- _Work required_:
In the entries below, count the lines holding "якого". Reply with the number only.

____________________

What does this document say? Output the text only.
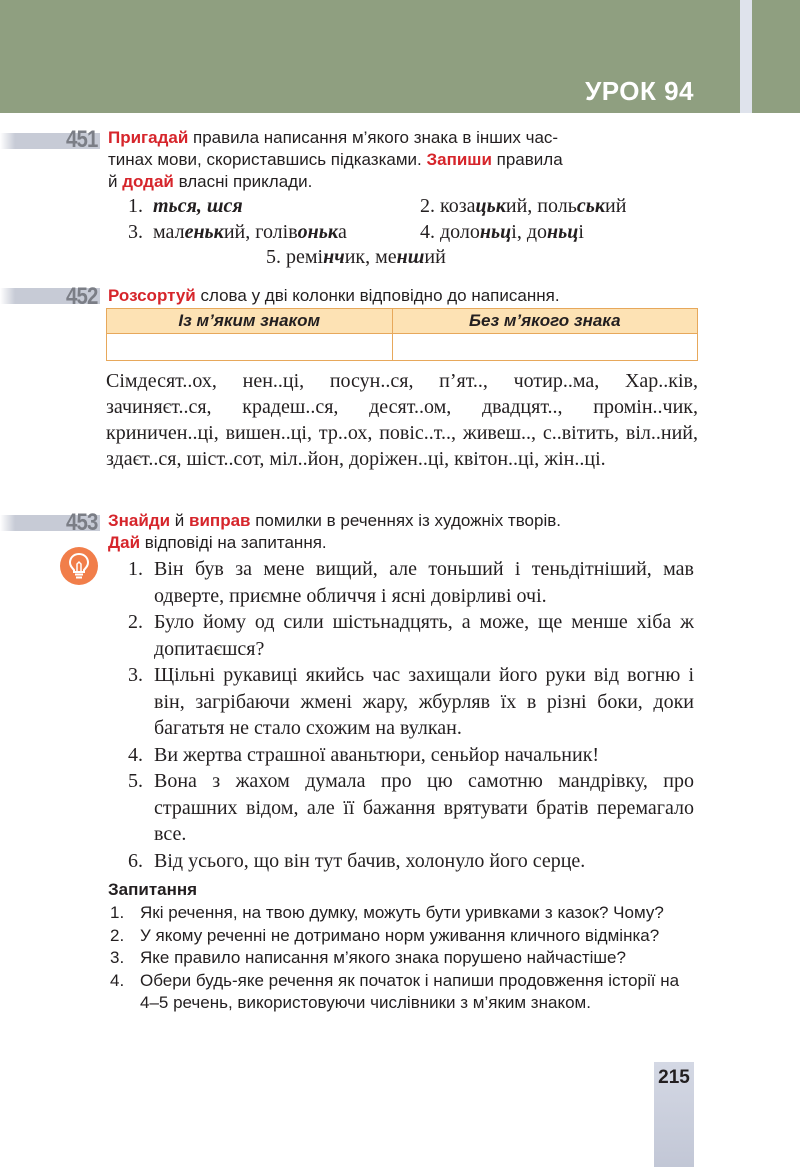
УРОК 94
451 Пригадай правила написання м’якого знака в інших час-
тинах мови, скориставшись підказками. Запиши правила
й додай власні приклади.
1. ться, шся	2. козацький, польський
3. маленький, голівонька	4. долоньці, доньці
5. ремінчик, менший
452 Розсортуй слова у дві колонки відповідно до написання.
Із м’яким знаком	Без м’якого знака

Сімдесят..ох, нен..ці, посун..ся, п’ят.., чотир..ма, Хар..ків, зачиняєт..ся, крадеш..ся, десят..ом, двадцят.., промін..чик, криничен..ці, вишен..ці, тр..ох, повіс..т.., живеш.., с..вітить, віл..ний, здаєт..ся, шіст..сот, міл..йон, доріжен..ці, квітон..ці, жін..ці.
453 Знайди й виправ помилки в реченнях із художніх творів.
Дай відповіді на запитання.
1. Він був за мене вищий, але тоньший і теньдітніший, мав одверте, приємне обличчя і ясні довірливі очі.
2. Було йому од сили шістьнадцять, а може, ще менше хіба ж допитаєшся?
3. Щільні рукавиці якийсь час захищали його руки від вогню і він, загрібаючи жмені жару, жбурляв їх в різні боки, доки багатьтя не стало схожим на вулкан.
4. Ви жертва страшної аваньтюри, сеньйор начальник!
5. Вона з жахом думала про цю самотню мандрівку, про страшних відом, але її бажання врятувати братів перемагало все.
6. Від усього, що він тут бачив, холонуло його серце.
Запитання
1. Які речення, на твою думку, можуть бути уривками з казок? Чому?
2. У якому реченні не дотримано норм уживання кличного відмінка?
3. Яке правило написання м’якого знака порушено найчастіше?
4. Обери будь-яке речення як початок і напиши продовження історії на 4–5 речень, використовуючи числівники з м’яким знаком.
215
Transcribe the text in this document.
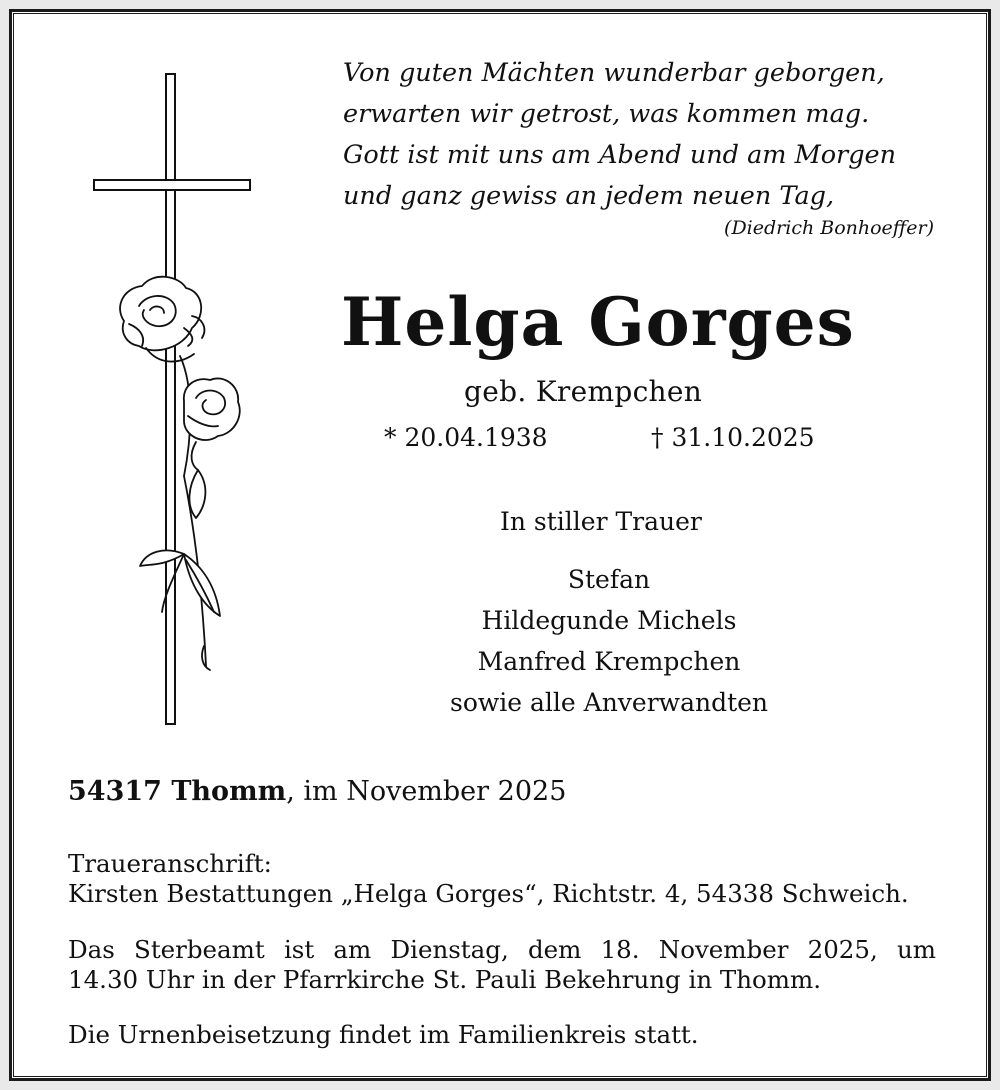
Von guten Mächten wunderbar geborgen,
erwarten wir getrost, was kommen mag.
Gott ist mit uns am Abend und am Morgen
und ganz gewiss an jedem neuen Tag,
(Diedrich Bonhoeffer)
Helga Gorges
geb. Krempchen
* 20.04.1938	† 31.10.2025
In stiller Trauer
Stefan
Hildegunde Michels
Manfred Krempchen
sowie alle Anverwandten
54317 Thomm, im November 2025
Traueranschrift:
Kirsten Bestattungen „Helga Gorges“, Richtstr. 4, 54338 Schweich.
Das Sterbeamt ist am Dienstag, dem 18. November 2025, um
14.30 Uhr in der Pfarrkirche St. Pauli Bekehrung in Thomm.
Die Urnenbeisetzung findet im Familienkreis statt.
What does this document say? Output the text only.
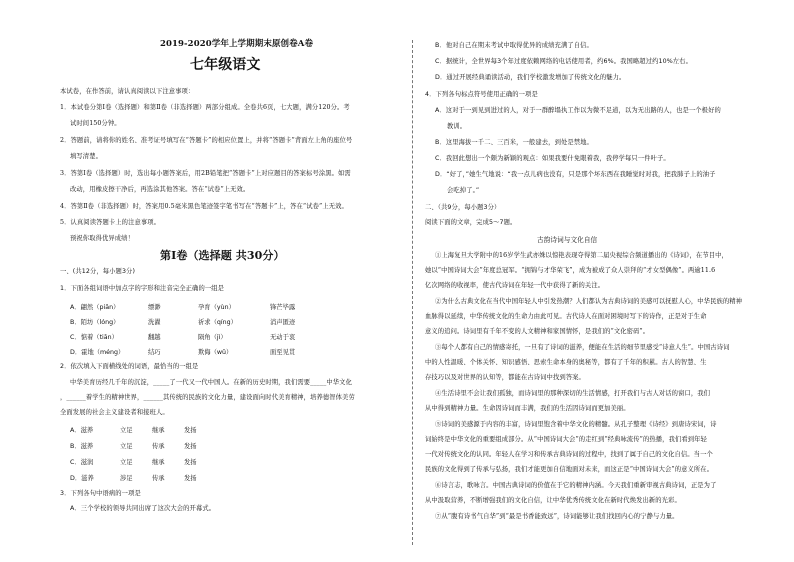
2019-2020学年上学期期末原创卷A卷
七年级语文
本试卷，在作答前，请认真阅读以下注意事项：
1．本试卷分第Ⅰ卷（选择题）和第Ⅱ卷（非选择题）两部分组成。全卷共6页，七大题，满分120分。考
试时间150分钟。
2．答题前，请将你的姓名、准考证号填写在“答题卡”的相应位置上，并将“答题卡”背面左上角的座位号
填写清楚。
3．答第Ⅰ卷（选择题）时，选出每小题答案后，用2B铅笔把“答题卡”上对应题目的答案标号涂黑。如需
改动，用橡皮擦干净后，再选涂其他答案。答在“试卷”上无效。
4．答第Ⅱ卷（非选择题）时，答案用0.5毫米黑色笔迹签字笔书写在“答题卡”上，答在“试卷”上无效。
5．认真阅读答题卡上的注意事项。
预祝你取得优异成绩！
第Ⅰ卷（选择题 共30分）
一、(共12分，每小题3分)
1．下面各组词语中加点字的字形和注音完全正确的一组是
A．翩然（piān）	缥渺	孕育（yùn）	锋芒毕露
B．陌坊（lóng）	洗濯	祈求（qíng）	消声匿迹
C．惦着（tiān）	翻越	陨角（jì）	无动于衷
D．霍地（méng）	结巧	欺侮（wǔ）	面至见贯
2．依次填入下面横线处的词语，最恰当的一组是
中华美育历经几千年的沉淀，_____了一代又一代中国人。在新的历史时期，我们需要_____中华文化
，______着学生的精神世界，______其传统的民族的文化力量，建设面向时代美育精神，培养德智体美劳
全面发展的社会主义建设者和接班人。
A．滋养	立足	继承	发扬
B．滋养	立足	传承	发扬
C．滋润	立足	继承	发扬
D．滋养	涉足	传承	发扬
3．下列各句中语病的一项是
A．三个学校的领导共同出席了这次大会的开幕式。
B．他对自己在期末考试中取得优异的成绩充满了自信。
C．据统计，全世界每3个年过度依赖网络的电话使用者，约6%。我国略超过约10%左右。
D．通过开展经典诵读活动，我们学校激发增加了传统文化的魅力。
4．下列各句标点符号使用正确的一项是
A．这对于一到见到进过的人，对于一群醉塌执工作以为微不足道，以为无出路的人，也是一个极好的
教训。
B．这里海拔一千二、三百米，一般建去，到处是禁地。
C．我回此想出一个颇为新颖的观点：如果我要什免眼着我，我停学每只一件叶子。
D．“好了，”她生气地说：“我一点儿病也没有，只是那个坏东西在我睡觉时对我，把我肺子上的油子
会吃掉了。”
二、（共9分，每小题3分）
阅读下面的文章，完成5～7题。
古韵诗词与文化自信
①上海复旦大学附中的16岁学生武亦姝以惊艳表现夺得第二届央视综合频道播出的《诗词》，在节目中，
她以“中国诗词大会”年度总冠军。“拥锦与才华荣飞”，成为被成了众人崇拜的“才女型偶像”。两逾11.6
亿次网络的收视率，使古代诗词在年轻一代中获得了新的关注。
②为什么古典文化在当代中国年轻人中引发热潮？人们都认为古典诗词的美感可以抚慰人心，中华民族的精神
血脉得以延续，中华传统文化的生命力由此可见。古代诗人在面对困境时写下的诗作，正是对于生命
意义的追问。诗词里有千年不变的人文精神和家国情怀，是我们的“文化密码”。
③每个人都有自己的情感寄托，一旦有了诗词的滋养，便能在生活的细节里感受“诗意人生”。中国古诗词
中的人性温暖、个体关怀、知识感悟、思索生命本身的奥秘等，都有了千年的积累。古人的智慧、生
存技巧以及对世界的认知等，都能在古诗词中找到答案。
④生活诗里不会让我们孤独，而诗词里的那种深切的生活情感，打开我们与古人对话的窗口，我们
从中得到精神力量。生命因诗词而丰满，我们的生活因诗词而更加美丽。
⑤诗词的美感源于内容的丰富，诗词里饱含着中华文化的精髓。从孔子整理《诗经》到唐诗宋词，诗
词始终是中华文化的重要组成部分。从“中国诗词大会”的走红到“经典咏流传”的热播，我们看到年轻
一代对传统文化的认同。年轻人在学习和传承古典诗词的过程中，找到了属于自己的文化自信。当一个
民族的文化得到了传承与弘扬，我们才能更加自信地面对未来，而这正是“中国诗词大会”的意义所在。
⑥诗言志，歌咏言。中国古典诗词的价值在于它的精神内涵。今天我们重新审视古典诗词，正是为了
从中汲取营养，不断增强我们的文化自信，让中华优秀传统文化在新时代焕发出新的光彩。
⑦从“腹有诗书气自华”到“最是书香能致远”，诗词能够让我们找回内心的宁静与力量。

____________________

- _Correct output_:
3